All entries below need to be written out exactly, but without their pictures.

# # # #

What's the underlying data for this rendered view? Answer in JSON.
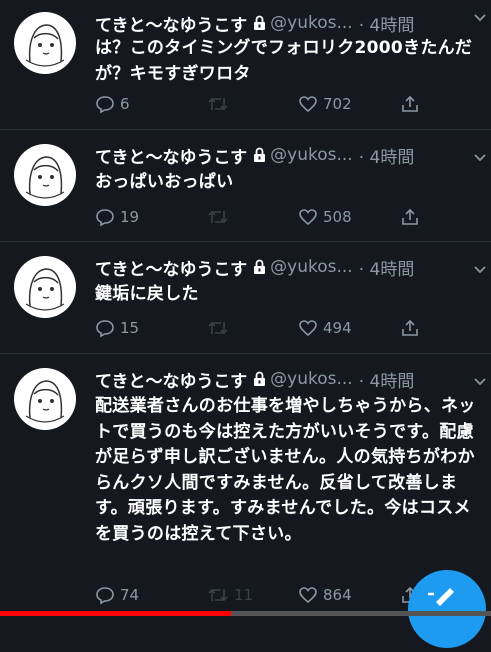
{
  "colors": {
    "accent": "#1d9bf0",
    "muted": "#8b98a5",
    "progress": "#ff0000"
  },
  "tweets": [
    {
      "name": "てきと〜なゆうこす",
      "handle": "@yukos...",
      "time": "· 4時間",
      "text": "は？このタイミングでフォロリク2000きたんだが？キモすぎワロタ",
      "replies": "6",
      "retweets": "",
      "likes": "702"
    },
    {
      "name": "てきと〜なゆうこす",
      "handle": "@yukos...",
      "time": "· 4時間",
      "text": "おっぱいおっぱい",
      "replies": "19",
      "retweets": "",
      "likes": "508"
    },
    {
      "name": "てきと〜なゆうこす",
      "handle": "@yukos...",
      "time": "· 4時間",
      "text": "鍵垢に戻した",
      "replies": "15",
      "retweets": "",
      "likes": "494"
    },
    {
      "name": "てきと〜なゆうこす",
      "handle": "@yukos...",
      "time": "· 4時間",
      "text": "配送業者さんのお仕事を増やしちゃうから、ネットで買うのも今は控えた方がいいそうです。配慮が足らず申し訳ございません。人の気持ちがわからんクソ人間ですみません。反省して改善します。頑張ります。すみませんでした。今はコスメを買うのは控えて下さい。",
      "replies": "74",
      "retweets": "11",
      "likes": "864"
    }
  ],
  "icons": {
    "lock": "lock-icon",
    "reply": "reply-icon",
    "retweet": "retweet-icon",
    "like": "heart-icon",
    "share": "share-icon",
    "more": "chevron-down-icon",
    "compose": "compose-icon"
  },
  "video_progress": 0.47
}
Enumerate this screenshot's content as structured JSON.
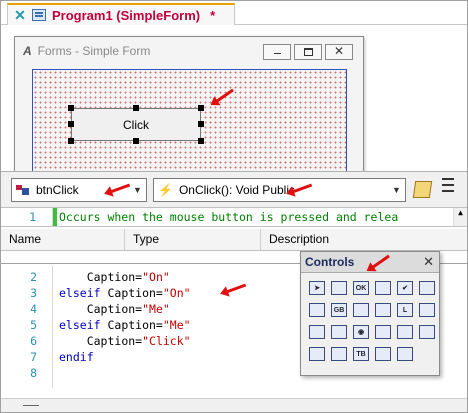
{
  "tab": {
    "title": "Program1 (SimpleForm)",
    "modified": "*"
  },
  "form": {
    "title": "Forms - Simple Form",
    "app_icon_text": "A",
    "button_caption": "Click",
    "window_buttons": {
      "close": "✕"
    }
  },
  "combos": {
    "object": "btnClick",
    "event": "OnClick(): Void Public",
    "dropdown_glyph": "▼"
  },
  "description_line": {
    "line_number": "1",
    "text": "Occurs when the mouse button is pressed and relea"
  },
  "columns": [
    "Name",
    "Type",
    "Description"
  ],
  "code_lines": [
    {
      "num": "2",
      "indent": "    ",
      "parts": [
        {
          "t": "Caption=",
          "c": "plain"
        },
        {
          "t": "\"On\"",
          "c": "str"
        }
      ]
    },
    {
      "num": "3",
      "indent": "",
      "parts": [
        {
          "t": "elseif ",
          "c": "kw"
        },
        {
          "t": "Caption=",
          "c": "plain"
        },
        {
          "t": "\"On\"",
          "c": "str"
        }
      ]
    },
    {
      "num": "4",
      "indent": "    ",
      "parts": [
        {
          "t": "Caption=",
          "c": "plain"
        },
        {
          "t": "\"Me\"",
          "c": "str"
        }
      ]
    },
    {
      "num": "5",
      "indent": "",
      "parts": [
        {
          "t": "elseif ",
          "c": "kw"
        },
        {
          "t": "Caption=",
          "c": "plain"
        },
        {
          "t": "\"Me\"",
          "c": "str"
        }
      ]
    },
    {
      "num": "6",
      "indent": "    ",
      "parts": [
        {
          "t": "Caption=",
          "c": "plain"
        },
        {
          "t": "\"Click\"",
          "c": "str"
        }
      ]
    },
    {
      "num": "7",
      "indent": "",
      "parts": [
        {
          "t": "endif",
          "c": "kw"
        }
      ]
    },
    {
      "num": "8",
      "indent": "",
      "parts": []
    }
  ],
  "palette": {
    "title": "Controls",
    "close": "✕",
    "items": [
      {
        "name": "pointer-tool-icon",
        "glyph": "➤"
      },
      {
        "name": "form-tool-icon",
        "glyph": ""
      },
      {
        "name": "command-button-tool-icon",
        "glyph": "OK"
      },
      {
        "name": "image-tool-icon",
        "glyph": ""
      },
      {
        "name": "checkbox-tool-icon",
        "glyph": "✔"
      },
      {
        "name": "listbox-tool-icon",
        "glyph": ""
      },
      {
        "name": "textbox-tool-icon",
        "glyph": ""
      },
      {
        "name": "grid-tool-icon",
        "glyph": "GB"
      },
      {
        "name": "picture-tool-icon",
        "glyph": ""
      },
      {
        "name": "pictures-tool-icon",
        "glyph": ""
      },
      {
        "name": "label-tool-icon",
        "glyph": "L"
      },
      {
        "name": "combo-tool-icon",
        "glyph": ""
      },
      {
        "name": "globe-tool-icon",
        "glyph": ""
      },
      {
        "name": "frame-tool-icon",
        "glyph": ""
      },
      {
        "name": "option-tool-icon",
        "glyph": "◉"
      },
      {
        "name": "scroll-tool-icon",
        "glyph": ""
      },
      {
        "name": "bars-tool-icon",
        "glyph": ""
      },
      {
        "name": "hscroll-tool-icon",
        "glyph": ""
      },
      {
        "name": "timer-tool-icon",
        "glyph": ""
      },
      {
        "name": "tabstrip-tool-icon",
        "glyph": ""
      },
      {
        "name": "tb-tool-icon",
        "glyph": "TB"
      },
      {
        "name": "circle-tool-icon",
        "glyph": ""
      },
      {
        "name": "data-tool-icon",
        "glyph": ""
      }
    ]
  },
  "colors": {
    "keyword": "#0000c0",
    "string": "#c00000",
    "comment": "#008000",
    "line_number": "#2b91af",
    "tab_title": "#c0003c",
    "annotation_arrow": "#e01010"
  }
}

# # # #

RESPONSE TO THE EXERCISE:
What's the underlying data for this rendered view? Answer in JSON.
{
  "colors": {
    "accent": "#1d9bf0",
    "muted": "#8b98a5",
    "progress": "#ff0000"
  },
  "tweets": [
    {
      "name": "てきと〜なゆうこす",
      "handle": "@yukos...",
      "time": "· 4時間",
      "text": "は？このタイミングでフォロリク2000きたんだが？キモすぎワロタ",
      "replies": "6",
      "retweets": "",
      "likes": "702"
    },
    {
      "name": "てきと〜なゆうこす",
      "handle": "@yukos...",
      "time": "· 4時間",
      "text": "おっぱいおっぱい",
      "replies": "19",
      "retweets": "",
      "likes": "508"
    },
    {
      "name": "てきと〜なゆうこす",
      "handle": "@yukos...",
      "time": "· 4時間",
      "text": "鍵垢に戻した",
      "replies": "15",
      "retweets": "",
      "likes": "494"
    },
    {
      "name": "てきと〜なゆうこす",
      "handle": "@yukos...",
      "time": "· 4時間",
      "text": "配送業者さんのお仕事を増やしちゃうから、ネットで買うのも今は控えた方がいいそうです。配慮が足らず申し訳ございません。人の気持ちがわからんクソ人間ですみません。反省して改善します。頑張ります。すみませんでした。今はコスメを買うのは控えて下さい。",
      "replies": "74",
      "retweets": "11",
      "likes": "864"
    }
  ],
  "icons": {
    "lock": "lock-icon",
    "reply": "reply-icon",
    "retweet": "retweet-icon",
    "like": "heart-icon",
    "share": "share-icon",
    "more": "chevron-down-icon",
    "compose": "compose-icon"
  },
  "video_progress": 0.47
}
Enumerate this screenshot's content as structured JSON.
{
  "tab": {
    "title": "Program1 (SimpleForm)",
    "modified": "*"
  },
  "form": {
    "title": "Forms - Simple Form",
    "app_icon_text": "A",
    "button_caption": "Click",
    "window_buttons": {
      "close": "✕"
    }
  },
  "combos": {
    "object": "btnClick",
    "event": "OnClick(): Void Public",
    "dropdown_glyph": "▼"
  },
  "description_line": {
    "line_number": "1",
    "text": "Occurs when the mouse button is pressed and relea"
  },
  "columns": [
    "Name",
    "Type",
    "Description"
  ],
  "code_lines": [
    {
      "num": "2",
      "indent": "    ",
      "parts": [
        {
          "t": "Caption=",
          "c": "plain"
        },
        {
          "t": "\"On\"",
          "c": "str"
        }
      ]
    },
    {
      "num": "3",
      "indent": "",
      "parts": [
        {
          "t": "elseif ",
          "c": "kw"
        },
        {
          "t": "Caption=",
          "c": "plain"
        },
        {
          "t": "\"On\"",
          "c": "str"
        }
      ]
    },
    {
      "num": "4",
      "indent": "    ",
      "parts": [
        {
          "t": "Caption=",
          "c": "plain"
        },
        {
          "t": "\"Me\"",
          "c": "str"
        }
      ]
    },
    {
      "num": "5",
      "indent": "",
      "parts": [
        {
          "t": "elseif ",
          "c": "kw"
        },
        {
          "t": "Caption=",
          "c": "plain"
        },
        {
          "t": "\"Me\"",
          "c": "str"
        }
      ]
    },
    {
      "num": "6",
      "indent": "    ",
      "parts": [
        {
          "t": "Caption=",
          "c": "plain"
        },
        {
          "t": "\"Click\"",
          "c": "str"
        }
      ]
    },
    {
      "num": "7",
      "indent": "",
      "parts": [
        {
          "t": "endif",
          "c": "kw"
        }
      ]
    },
    {
      "num": "8",
      "indent": "",
      "parts": []
    }
  ],
  "palette": {
    "title": "Controls",
    "close": "✕",
    "items": [
      {
        "name": "pointer-tool-icon",
        "glyph": "➤"
      },
      {
        "name": "form-tool-icon",
        "glyph": ""
      },
      {
        "name": "command-button-tool-icon",
        "glyph": "OK"
      },
      {
        "name": "image-tool-icon",
        "glyph": ""
      },
      {
        "name": "checkbox-tool-icon",
        "glyph": "✔"
      },
      {
        "name": "listbox-tool-icon",
        "glyph": ""
      },
      {
        "name": "textbox-tool-icon",
        "glyph": ""
      },
      {
        "name": "grid-tool-icon",
        "glyph": "GB"
      },
      {
        "name": "picture-tool-icon",
        "glyph": ""
      },
      {
        "name": "pictures-tool-icon",
        "glyph": ""
      },
      {
        "name": "label-tool-icon",
        "glyph": "L"
      },
      {
        "name": "combo-tool-icon",
        "glyph": ""
      },
      {
        "name": "globe-tool-icon",
        "glyph": ""
      },
      {
        "name": "frame-tool-icon",
        "glyph": ""
      },
      {
        "name": "option-tool-icon",
        "glyph": "◉"
      },
      {
        "name": "scroll-tool-icon",
        "glyph": ""
      },
      {
        "name": "bars-tool-icon",
        "glyph": ""
      },
      {
        "name": "hscroll-tool-icon",
        "glyph": ""
      },
      {
        "name": "timer-tool-icon",
        "glyph": ""
      },
      {
        "name": "tabstrip-tool-icon",
        "glyph": ""
      },
      {
        "name": "tb-tool-icon",
        "glyph": "TB"
      },
      {
        "name": "circle-tool-icon",
        "glyph": ""
      },
      {
        "name": "data-tool-icon",
        "glyph": ""
      }
    ]
  },
  "colors": {
    "keyword": "#0000c0",
    "string": "#c00000",
    "comment": "#008000",
    "line_number": "#2b91af",
    "tab_title": "#c0003c",
    "annotation_arrow": "#e01010"
  }
}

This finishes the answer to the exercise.